Find each line containing the string "JSON" and return it.

** start Records to process **

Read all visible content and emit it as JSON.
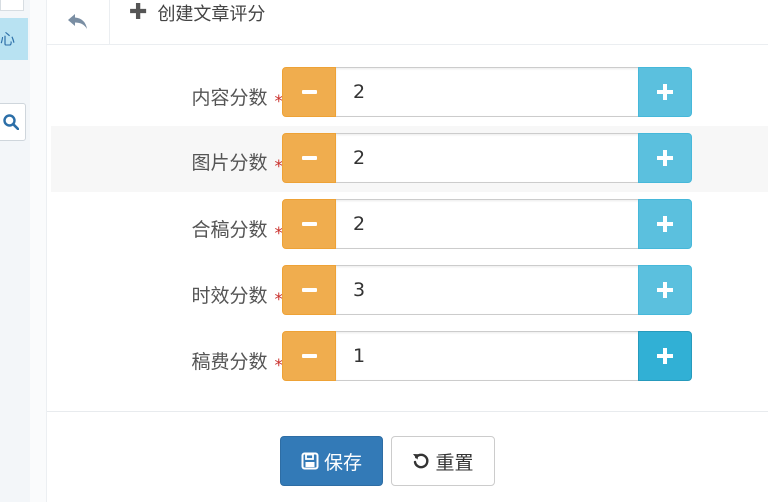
{
  "sidebar": {
    "active_glyph": "心",
    "search_icon": "search-icon"
  },
  "header": {
    "back_icon": "reply-icon",
    "add_icon": "plus-icon",
    "title": "创建文章评分"
  },
  "fields": [
    {
      "label": "内容分数",
      "value": "2",
      "required": "*"
    },
    {
      "label": "图片分数",
      "value": "2",
      "required": "*"
    },
    {
      "label": "合稿分数",
      "value": "2",
      "required": "*"
    },
    {
      "label": "时效分数",
      "value": "3",
      "required": "*"
    },
    {
      "label": "稿费分数",
      "value": "1",
      "required": "*"
    }
  ],
  "buttons": {
    "save": "保存",
    "reset": "重置"
  },
  "colors": {
    "minus": "#f0ad4e",
    "plus": "#5bc0de",
    "plus_hover": "#31b0d5",
    "primary": "#337ab7",
    "required": "#c9302c"
  }
}
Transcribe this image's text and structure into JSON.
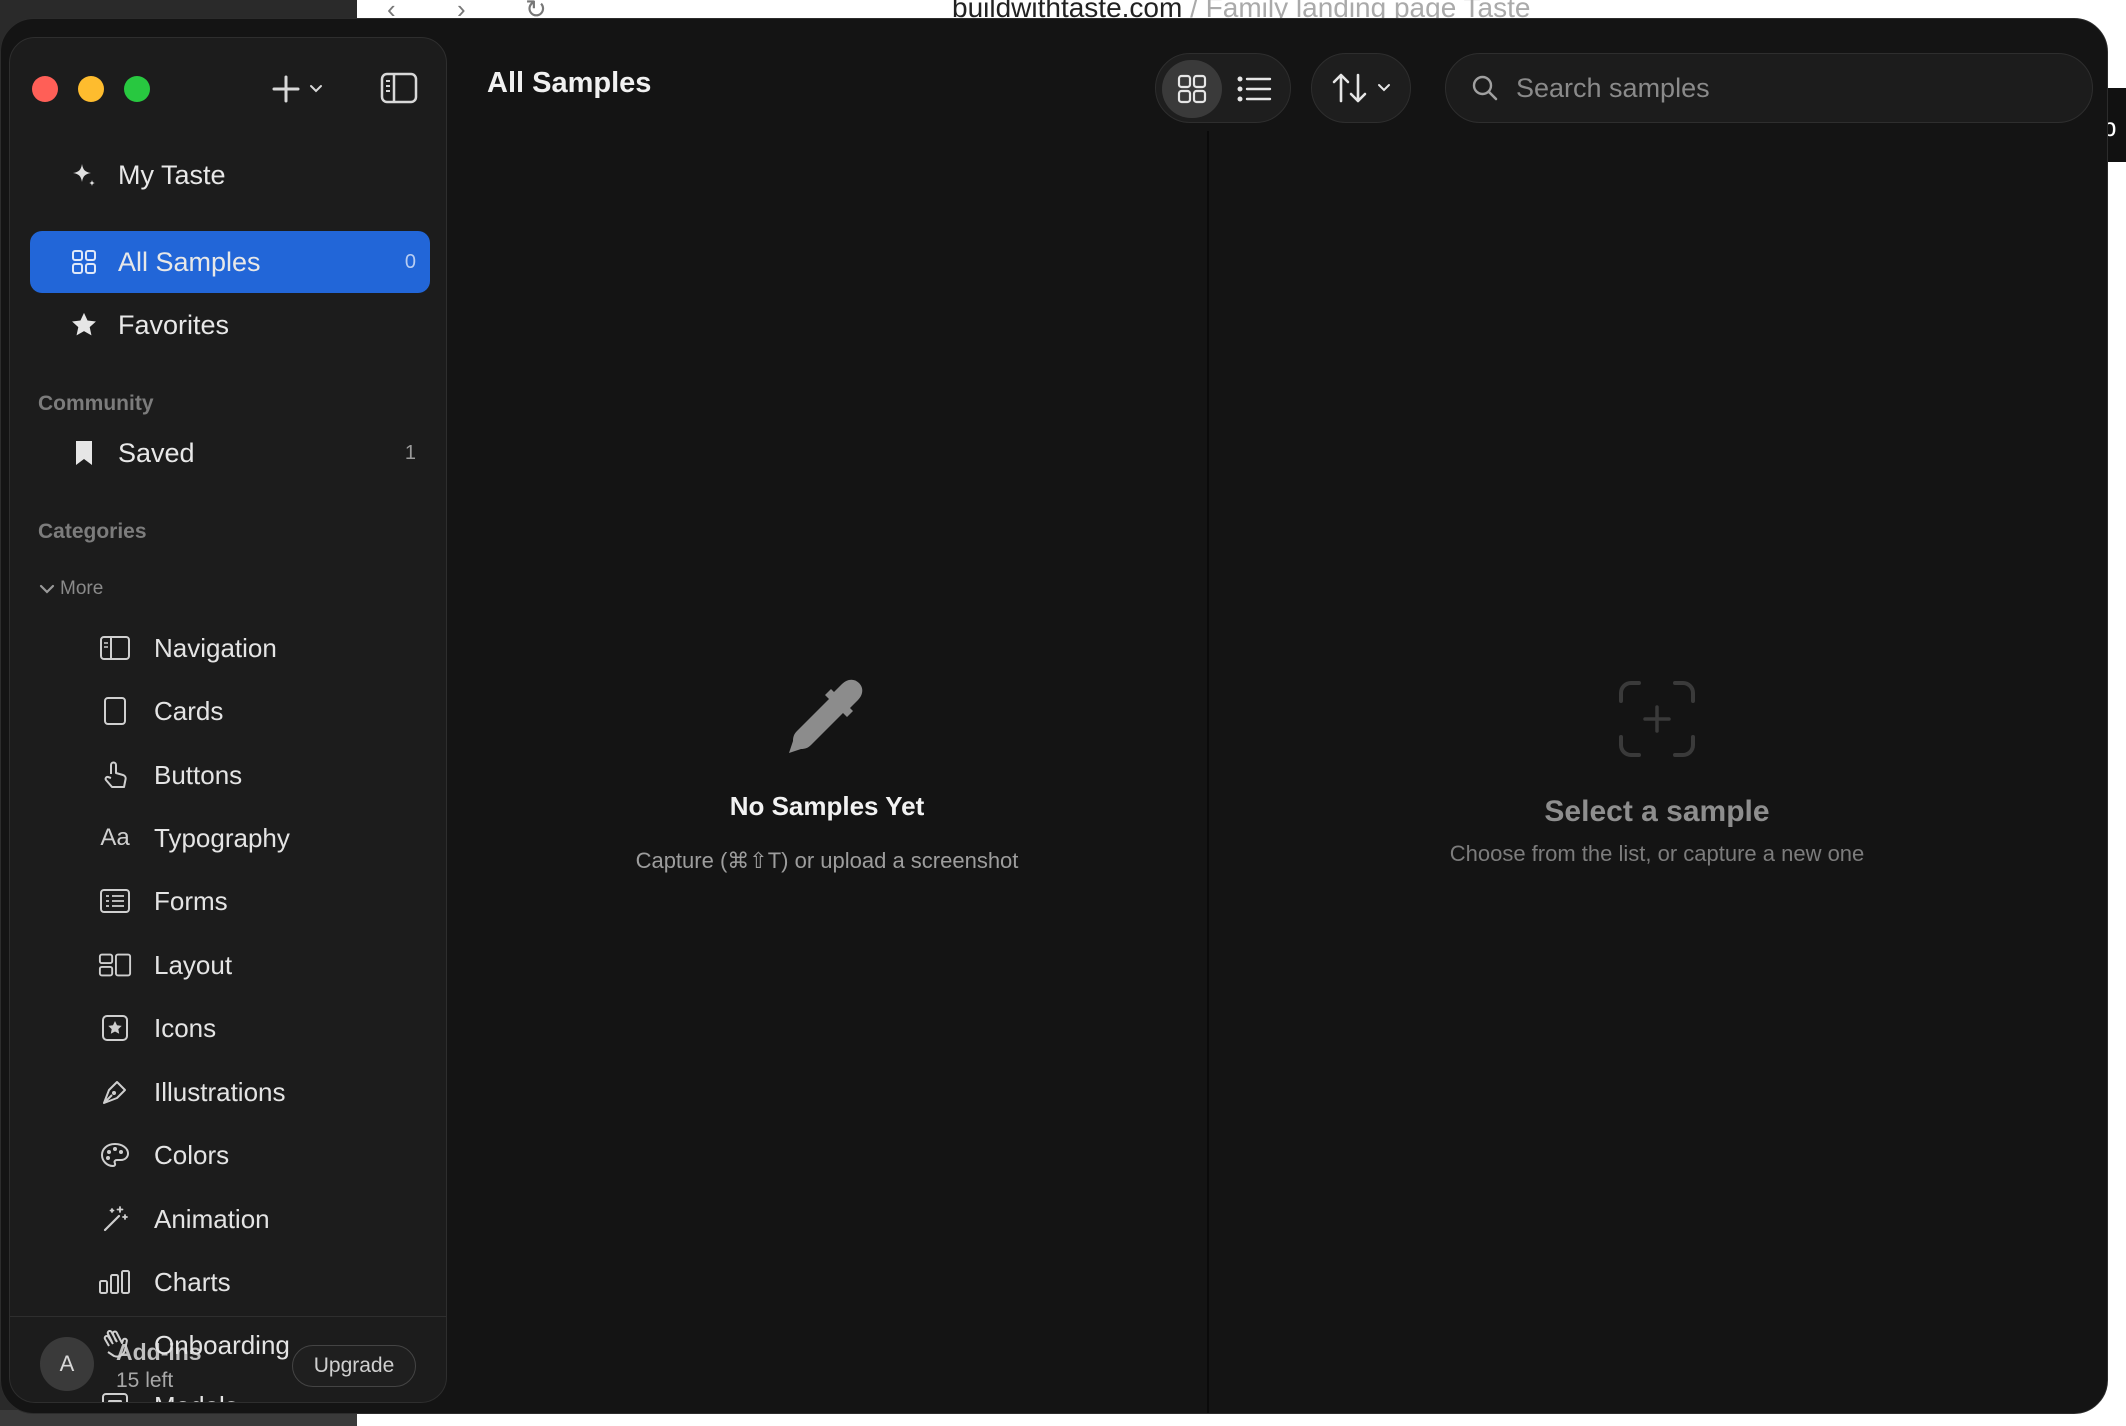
{
  "background": {
    "url_host": "buildwithtaste.com",
    "url_rest": " / Family landing page Taste",
    "edge_tab_text": "p"
  },
  "colors": {
    "accent": "#2266d8",
    "window_bg": "#141414",
    "sidebar_bg": "#1c1c1c",
    "traffic_red": "#ff5f57",
    "traffic_yellow": "#febc2e",
    "traffic_green": "#28c840"
  },
  "sidebar": {
    "top_items": [
      {
        "label": "My Taste",
        "icon": "sparkle-icon"
      },
      {
        "label": "All Samples",
        "icon": "grid-icon",
        "count": "0",
        "active": true
      },
      {
        "label": "Favorites",
        "icon": "star-icon"
      }
    ],
    "community_label": "Community",
    "community_items": [
      {
        "label": "Saved",
        "icon": "bookmark-icon",
        "count": "1"
      }
    ],
    "categories_label": "Categories",
    "more_label": "More",
    "categories": [
      {
        "label": "Navigation",
        "icon": "sidebar-layout-icon"
      },
      {
        "label": "Cards",
        "icon": "card-icon"
      },
      {
        "label": "Buttons",
        "icon": "pointer-hand-icon"
      },
      {
        "label": "Typography",
        "icon": "text-aa-icon"
      },
      {
        "label": "Forms",
        "icon": "form-list-icon"
      },
      {
        "label": "Layout",
        "icon": "layout-icon"
      },
      {
        "label": "Icons",
        "icon": "star-square-icon"
      },
      {
        "label": "Illustrations",
        "icon": "pen-nib-icon"
      },
      {
        "label": "Colors",
        "icon": "palette-icon"
      },
      {
        "label": "Animation",
        "icon": "magic-wand-icon"
      },
      {
        "label": "Charts",
        "icon": "bar-chart-icon"
      },
      {
        "label": "Onboarding",
        "icon": "waving-hand-icon"
      },
      {
        "label": "Modals",
        "icon": "modal-window-icon"
      }
    ],
    "footer": {
      "avatar_initial": "A",
      "plan_name": "Add-ins",
      "remaining": "15 left",
      "upgrade_label": "Upgrade"
    }
  },
  "toolbar": {
    "title": "All Samples",
    "view_mode": "grid",
    "search_placeholder": "Search samples"
  },
  "empty_state": {
    "title": "No Samples Yet",
    "subtitle": "Capture (⌘⇧T) or upload a screenshot"
  },
  "detail_placeholder": {
    "title": "Select a sample",
    "subtitle": "Choose from the list, or capture a new one"
  }
}
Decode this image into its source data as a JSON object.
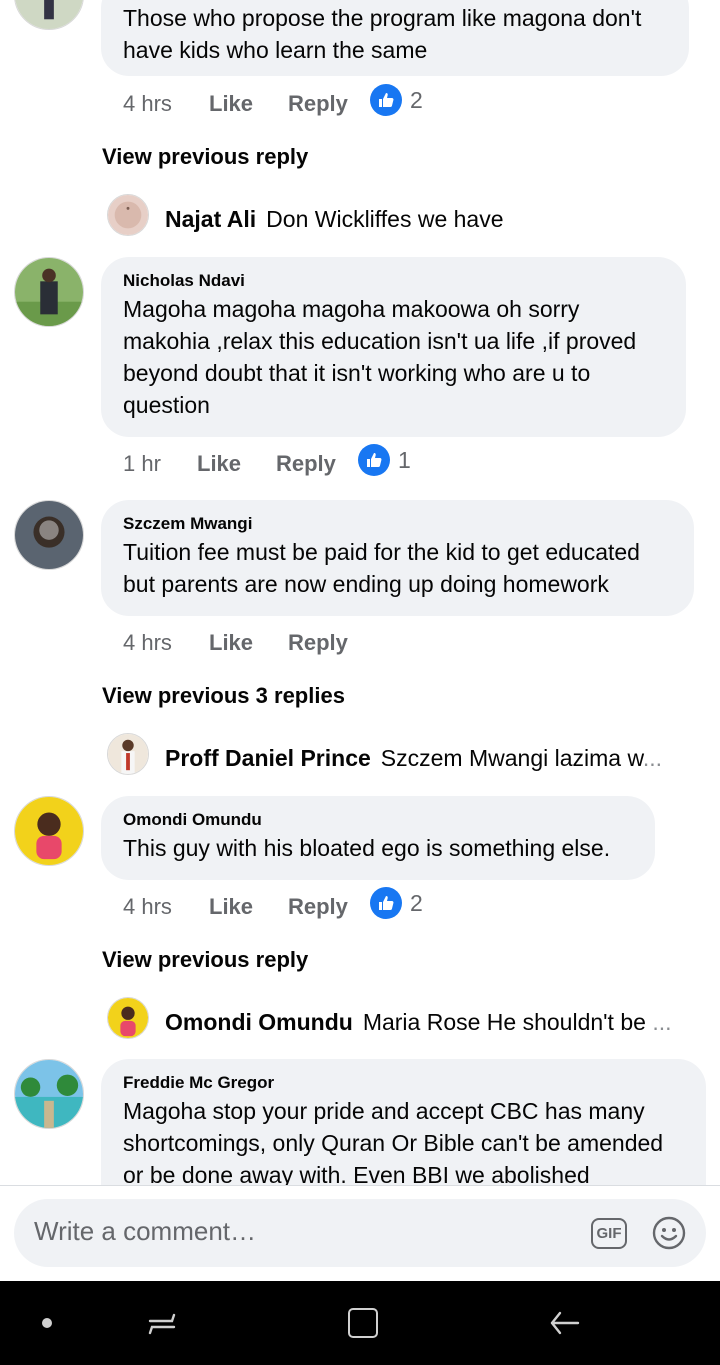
{
  "comments": [
    {
      "author": "",
      "text": "Those who propose the program like magona don't have kids who learn the same",
      "time": "4 hrs",
      "like": "Like",
      "reply": "Reply",
      "reactions": "2"
    },
    {
      "author": "Nicholas Ndavi",
      "text": "Magoha magoha magoha makoowa oh sorry makohia ,relax this education isn't ua life ,if proved beyond doubt that it isn't working who are u to question",
      "time": "1 hr",
      "like": "Like",
      "reply": "Reply",
      "reactions": "1"
    },
    {
      "author": "Szczem Mwangi",
      "text": "Tuition fee must be paid for the kid to get educated but parents are now ending up doing homework",
      "time": "4 hrs",
      "like": "Like",
      "reply": "Reply"
    },
    {
      "author": "Omondi Omundu",
      "text": "This guy with his bloated ego is something else.",
      "time": "4 hrs",
      "like": "Like",
      "reply": "Reply",
      "reactions": "2"
    },
    {
      "author": "Freddie Mc Gregor",
      "text": "Magoha stop your pride and accept CBC has many shortcomings, only Quran Or Bible can't be amended or be done away with. Even BBI we abolished"
    }
  ],
  "view_previous": [
    "View previous reply",
    "View previous 3 replies",
    "View previous reply"
  ],
  "replies": [
    {
      "author": "Najat Ali",
      "text": "Don Wickliffes we have",
      "ellipsis": ""
    },
    {
      "author": "Proff Daniel Prince",
      "text": "Szczem Mwangi lazima w",
      "ellipsis": "..."
    },
    {
      "author": "Omondi Omundu",
      "text": "Maria Rose He shouldn't be",
      "ellipsis": "..."
    }
  ],
  "composer": {
    "placeholder": "Write a comment…",
    "gif_label": "GIF"
  },
  "colors": {
    "bubble": "#f0f2f5",
    "like_blue": "#1877f2",
    "meta_gray": "#65676b",
    "navbar": "#000000"
  },
  "icons": [
    "like-reaction-icon",
    "gif-icon",
    "emoji-icon",
    "home-dot-icon",
    "recents-icon",
    "overview-icon",
    "back-icon"
  ]
}
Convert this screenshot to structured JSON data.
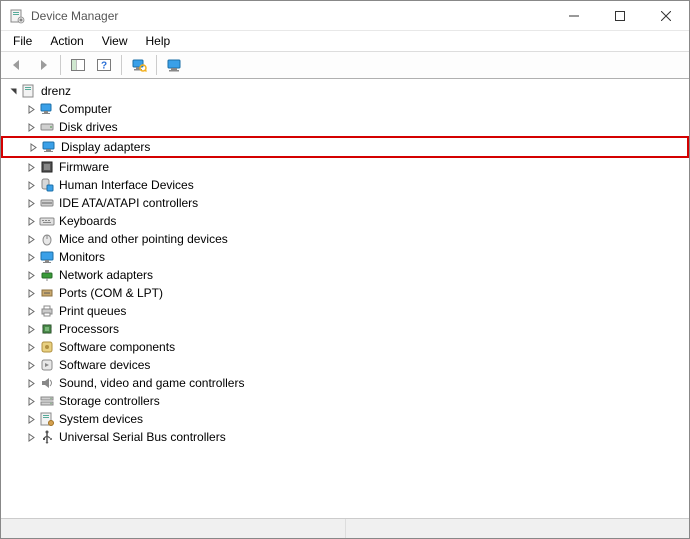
{
  "window": {
    "title": "Device Manager"
  },
  "menu": {
    "file": "File",
    "action": "Action",
    "view": "View",
    "help": "Help"
  },
  "tree": {
    "root": "drenz",
    "items": [
      {
        "label": "Computer",
        "icon": "computer"
      },
      {
        "label": "Disk drives",
        "icon": "disk"
      },
      {
        "label": "Display adapters",
        "icon": "display",
        "highlight": true
      },
      {
        "label": "Firmware",
        "icon": "firmware"
      },
      {
        "label": "Human Interface Devices",
        "icon": "hid"
      },
      {
        "label": "IDE ATA/ATAPI controllers",
        "icon": "ide"
      },
      {
        "label": "Keyboards",
        "icon": "keyboard"
      },
      {
        "label": "Mice and other pointing devices",
        "icon": "mouse"
      },
      {
        "label": "Monitors",
        "icon": "monitor"
      },
      {
        "label": "Network adapters",
        "icon": "network"
      },
      {
        "label": "Ports (COM & LPT)",
        "icon": "port"
      },
      {
        "label": "Print queues",
        "icon": "printer"
      },
      {
        "label": "Processors",
        "icon": "cpu"
      },
      {
        "label": "Software components",
        "icon": "swcomp"
      },
      {
        "label": "Software devices",
        "icon": "swdev"
      },
      {
        "label": "Sound, video and game controllers",
        "icon": "sound"
      },
      {
        "label": "Storage controllers",
        "icon": "storage"
      },
      {
        "label": "System devices",
        "icon": "system"
      },
      {
        "label": "Universal Serial Bus controllers",
        "icon": "usb"
      }
    ]
  }
}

** end Records to process **

### [Answer to this task]
Read all visible content and emit it as JSON.
Transcribe this image's text and structure into JSON.
Decode this image into its source data as a JSON object.
Convert this screenshot to structured JSON data.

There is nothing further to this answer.